EXERCISE:
For each line in the data below that holds "What", return a copy.

** START OF GIVEN INFORMATION **

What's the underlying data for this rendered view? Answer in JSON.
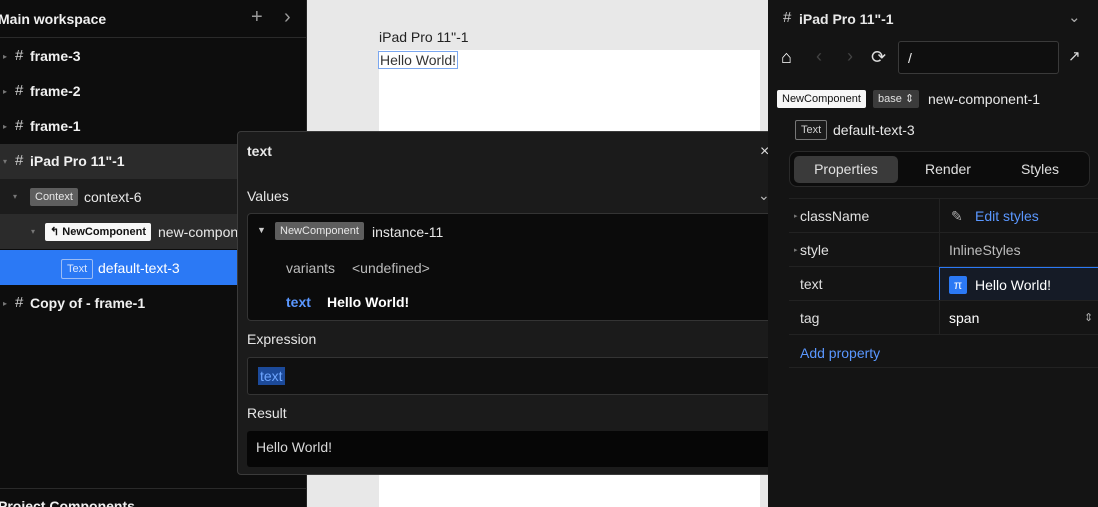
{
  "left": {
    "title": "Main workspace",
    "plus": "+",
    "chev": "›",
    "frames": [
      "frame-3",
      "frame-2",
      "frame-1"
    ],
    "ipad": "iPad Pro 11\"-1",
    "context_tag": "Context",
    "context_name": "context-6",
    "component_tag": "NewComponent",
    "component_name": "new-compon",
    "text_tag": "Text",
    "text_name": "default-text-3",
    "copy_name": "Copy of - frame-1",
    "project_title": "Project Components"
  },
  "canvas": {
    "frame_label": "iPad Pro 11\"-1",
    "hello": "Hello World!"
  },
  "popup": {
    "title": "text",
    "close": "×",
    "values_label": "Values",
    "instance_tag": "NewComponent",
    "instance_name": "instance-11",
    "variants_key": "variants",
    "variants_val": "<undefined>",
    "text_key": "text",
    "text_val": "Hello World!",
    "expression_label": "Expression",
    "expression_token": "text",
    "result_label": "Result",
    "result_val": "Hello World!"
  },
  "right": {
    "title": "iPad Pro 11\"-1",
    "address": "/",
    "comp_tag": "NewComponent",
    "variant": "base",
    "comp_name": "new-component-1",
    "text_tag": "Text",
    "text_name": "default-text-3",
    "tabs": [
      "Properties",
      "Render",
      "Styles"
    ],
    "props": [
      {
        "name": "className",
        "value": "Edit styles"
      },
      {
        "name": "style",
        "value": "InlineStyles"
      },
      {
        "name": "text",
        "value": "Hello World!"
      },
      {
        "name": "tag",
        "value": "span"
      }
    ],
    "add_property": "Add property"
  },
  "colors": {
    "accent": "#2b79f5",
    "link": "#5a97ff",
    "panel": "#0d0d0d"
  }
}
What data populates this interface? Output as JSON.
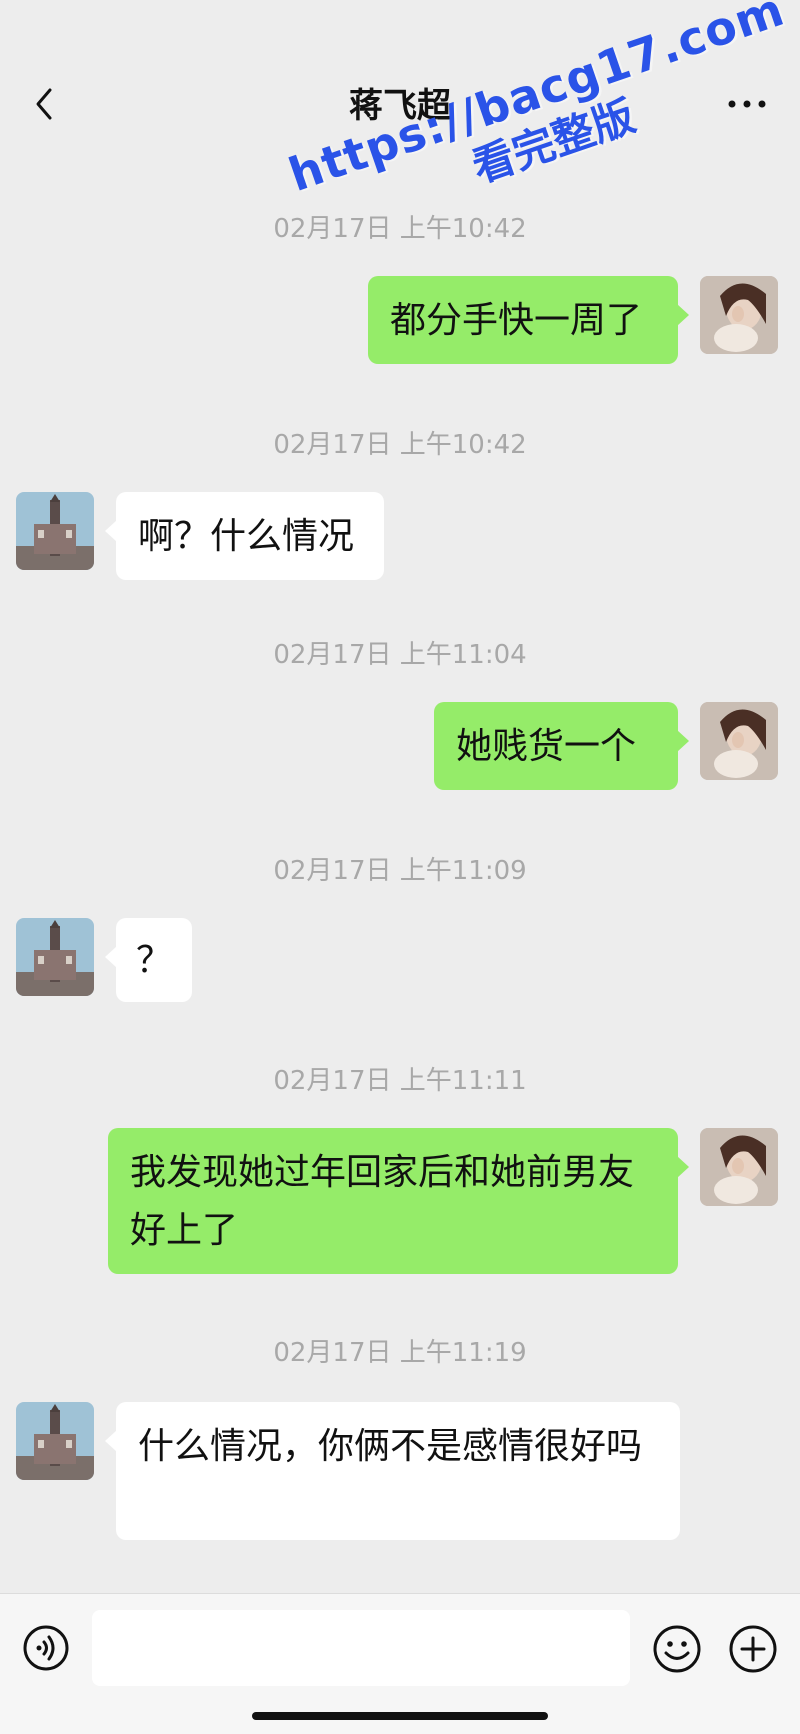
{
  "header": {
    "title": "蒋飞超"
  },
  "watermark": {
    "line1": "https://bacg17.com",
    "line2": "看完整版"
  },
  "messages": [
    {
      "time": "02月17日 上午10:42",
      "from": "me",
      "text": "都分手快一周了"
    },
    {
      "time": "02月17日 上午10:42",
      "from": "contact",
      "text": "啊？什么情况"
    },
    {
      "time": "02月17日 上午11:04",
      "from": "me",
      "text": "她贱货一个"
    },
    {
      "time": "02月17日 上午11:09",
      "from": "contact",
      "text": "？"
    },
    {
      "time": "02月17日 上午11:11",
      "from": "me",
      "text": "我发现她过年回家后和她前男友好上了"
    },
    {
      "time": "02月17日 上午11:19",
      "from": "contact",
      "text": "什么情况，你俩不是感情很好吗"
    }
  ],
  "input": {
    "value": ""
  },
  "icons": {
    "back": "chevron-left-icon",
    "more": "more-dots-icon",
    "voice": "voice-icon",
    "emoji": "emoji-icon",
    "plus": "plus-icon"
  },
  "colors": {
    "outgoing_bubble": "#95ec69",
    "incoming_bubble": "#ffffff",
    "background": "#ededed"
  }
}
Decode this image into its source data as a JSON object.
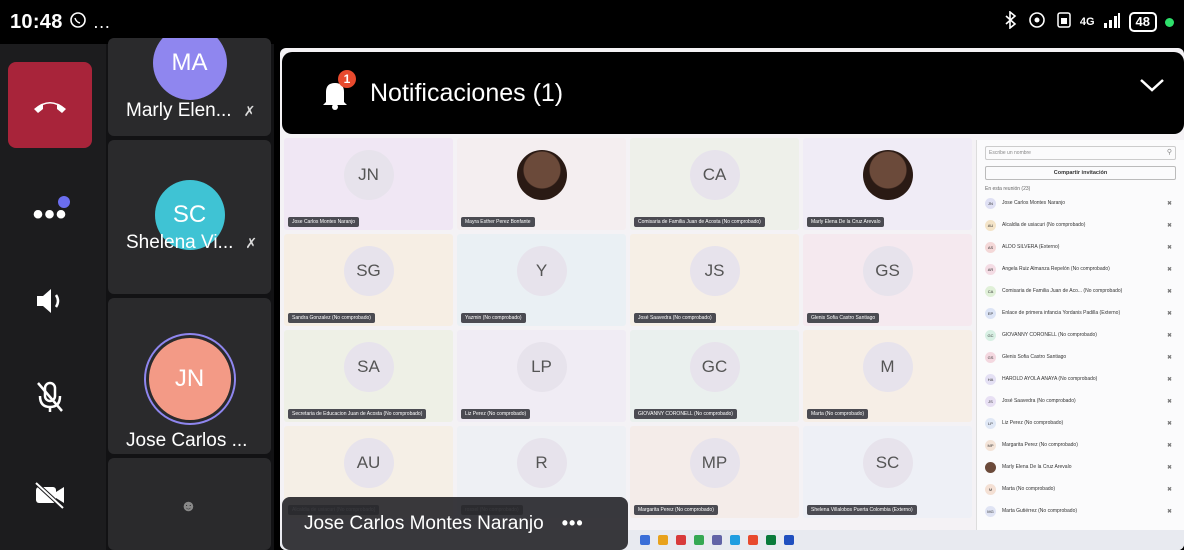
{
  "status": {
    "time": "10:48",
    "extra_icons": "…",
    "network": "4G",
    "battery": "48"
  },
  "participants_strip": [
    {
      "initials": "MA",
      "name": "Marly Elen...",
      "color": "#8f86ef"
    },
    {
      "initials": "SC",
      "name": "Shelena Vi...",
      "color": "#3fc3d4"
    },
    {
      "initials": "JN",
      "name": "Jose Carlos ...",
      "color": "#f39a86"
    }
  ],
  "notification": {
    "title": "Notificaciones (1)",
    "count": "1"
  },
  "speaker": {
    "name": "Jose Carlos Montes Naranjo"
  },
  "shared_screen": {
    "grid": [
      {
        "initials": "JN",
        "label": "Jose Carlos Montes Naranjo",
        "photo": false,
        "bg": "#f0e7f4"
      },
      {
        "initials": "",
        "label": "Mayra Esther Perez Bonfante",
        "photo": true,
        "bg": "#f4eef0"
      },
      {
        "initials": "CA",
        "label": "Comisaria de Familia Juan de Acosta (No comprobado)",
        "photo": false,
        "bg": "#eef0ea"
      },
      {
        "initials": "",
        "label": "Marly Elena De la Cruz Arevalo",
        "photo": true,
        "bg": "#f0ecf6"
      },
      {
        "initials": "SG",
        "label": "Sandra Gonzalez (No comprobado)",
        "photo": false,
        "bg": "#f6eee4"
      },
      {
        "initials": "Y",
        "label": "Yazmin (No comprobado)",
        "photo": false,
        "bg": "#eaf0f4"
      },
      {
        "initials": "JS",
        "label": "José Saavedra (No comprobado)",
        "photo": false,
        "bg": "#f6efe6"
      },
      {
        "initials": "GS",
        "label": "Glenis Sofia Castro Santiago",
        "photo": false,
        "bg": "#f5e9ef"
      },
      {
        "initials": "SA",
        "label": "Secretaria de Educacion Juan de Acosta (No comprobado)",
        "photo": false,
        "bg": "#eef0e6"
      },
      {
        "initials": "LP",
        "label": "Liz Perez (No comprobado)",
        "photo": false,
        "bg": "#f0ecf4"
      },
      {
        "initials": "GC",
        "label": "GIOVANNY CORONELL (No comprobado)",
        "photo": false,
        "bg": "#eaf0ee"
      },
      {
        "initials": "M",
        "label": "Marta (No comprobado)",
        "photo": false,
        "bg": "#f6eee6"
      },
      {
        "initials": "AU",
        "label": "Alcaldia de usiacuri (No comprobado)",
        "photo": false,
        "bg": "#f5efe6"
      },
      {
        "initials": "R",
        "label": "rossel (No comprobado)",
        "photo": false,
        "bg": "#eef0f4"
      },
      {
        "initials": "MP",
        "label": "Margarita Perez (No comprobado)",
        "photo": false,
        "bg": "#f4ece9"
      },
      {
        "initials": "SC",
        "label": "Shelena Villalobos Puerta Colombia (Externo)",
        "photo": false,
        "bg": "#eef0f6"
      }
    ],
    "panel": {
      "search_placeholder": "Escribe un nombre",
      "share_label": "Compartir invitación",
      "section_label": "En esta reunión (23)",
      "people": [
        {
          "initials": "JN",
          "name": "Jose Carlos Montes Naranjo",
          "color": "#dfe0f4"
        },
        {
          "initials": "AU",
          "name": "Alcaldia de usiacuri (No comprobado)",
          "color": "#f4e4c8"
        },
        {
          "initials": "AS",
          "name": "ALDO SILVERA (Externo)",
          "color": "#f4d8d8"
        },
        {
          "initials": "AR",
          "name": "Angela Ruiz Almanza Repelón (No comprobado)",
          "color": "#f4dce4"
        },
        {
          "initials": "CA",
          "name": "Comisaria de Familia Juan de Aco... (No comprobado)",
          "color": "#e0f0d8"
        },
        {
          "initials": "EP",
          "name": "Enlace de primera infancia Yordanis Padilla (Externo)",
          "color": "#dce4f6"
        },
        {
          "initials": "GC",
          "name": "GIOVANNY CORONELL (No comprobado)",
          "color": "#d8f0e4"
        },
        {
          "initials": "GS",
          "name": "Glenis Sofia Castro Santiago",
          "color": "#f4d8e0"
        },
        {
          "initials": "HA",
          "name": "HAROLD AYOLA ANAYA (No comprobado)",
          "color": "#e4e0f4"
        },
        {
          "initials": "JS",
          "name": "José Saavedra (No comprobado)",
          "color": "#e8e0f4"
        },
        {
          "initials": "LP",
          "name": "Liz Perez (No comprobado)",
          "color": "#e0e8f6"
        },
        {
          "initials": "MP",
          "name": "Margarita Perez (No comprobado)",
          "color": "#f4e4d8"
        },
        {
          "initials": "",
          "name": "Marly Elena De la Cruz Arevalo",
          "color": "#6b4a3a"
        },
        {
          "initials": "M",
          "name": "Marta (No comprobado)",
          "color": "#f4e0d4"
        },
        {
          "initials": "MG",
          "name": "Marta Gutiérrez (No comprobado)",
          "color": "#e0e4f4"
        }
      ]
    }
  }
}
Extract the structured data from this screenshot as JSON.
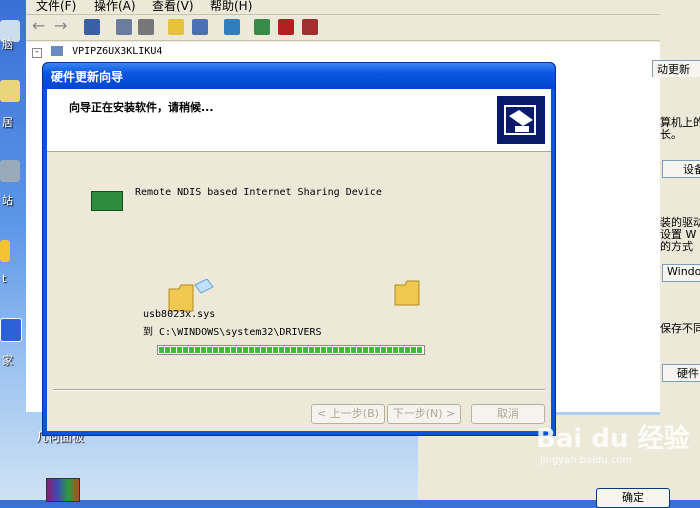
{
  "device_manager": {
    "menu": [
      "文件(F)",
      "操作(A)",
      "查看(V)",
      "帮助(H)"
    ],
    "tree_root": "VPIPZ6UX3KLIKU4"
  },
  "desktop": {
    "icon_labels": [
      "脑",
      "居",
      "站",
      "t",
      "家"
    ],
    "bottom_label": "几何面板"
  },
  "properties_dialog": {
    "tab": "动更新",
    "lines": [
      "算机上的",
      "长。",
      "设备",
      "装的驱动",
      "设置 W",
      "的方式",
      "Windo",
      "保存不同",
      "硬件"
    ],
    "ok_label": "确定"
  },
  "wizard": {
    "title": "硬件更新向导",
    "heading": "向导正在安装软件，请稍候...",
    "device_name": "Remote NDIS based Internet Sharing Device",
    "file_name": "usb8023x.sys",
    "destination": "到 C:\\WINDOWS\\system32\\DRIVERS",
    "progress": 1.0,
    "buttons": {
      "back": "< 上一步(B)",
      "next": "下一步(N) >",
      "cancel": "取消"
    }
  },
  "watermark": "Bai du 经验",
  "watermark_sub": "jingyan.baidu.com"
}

** END OF GIVEN INFORMATION **

REPLY TO THE EXERCISE:
What's the underlying data for this rendered view? Answer in JSON.
What data populates this interface? Output as JSON.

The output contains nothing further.